Repeat every line of the material, character for character.

(Input material)
start
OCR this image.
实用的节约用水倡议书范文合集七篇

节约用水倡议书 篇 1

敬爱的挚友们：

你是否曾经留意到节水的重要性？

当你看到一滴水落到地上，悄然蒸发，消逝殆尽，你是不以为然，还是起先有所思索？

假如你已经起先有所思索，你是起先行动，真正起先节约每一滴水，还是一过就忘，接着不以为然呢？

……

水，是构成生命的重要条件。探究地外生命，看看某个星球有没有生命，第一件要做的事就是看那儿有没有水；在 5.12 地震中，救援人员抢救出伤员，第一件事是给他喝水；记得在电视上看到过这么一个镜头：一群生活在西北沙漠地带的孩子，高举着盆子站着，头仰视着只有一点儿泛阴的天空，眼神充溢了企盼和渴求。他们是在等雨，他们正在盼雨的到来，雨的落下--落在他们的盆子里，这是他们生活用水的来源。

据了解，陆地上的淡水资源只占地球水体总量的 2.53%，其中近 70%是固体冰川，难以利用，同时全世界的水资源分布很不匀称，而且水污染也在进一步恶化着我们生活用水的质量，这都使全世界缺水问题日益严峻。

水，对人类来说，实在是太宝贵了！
end
(Answer to the task)
OCR this image.
实用的节约用水倡议书范文合集七篇

节约用水倡议书 篇 1

敬爱的挚友们：

你是否曾经留意到节水的重要性？

当你看到一滴水落到地上，悄然蒸发，消逝殆尽，你是不以为然，还是起先有所思索？

假如你已经起先有所思索，你是起先行动，真正起先节约每一滴水，还是一过就忘，接着不以为然呢？

……

水，是构成生命的重要条件。探究地外生命，看看某个星球有没有生命，第一件要做的事就是看那儿有没有水；在 5.12 地震中，救援人员抢救出伤员，第一件事是给他喝水；记得在电视上看到过这么一个镜头：一群生活在西北沙漠地带的孩子，高举着盆子站着，头仰视着只有一点儿泛阴的天空，眼神充溢了企盼和渴求。他们是在等雨，他们正在盼雨的到来，雨的落下--落在他们的盆子里，这是他们生活用水的来源。

据了解，陆地上的淡水资源只占地球水体总量的 2.53%，其中近 70%是固体冰川，难以利用，同时全世界的水资源分布很不匀称，而且水污染也在进一步恶化着我们生活用水的质量，这都使全世界缺水问题日益严峻。

水，对人类来说，实在是太宝贵了！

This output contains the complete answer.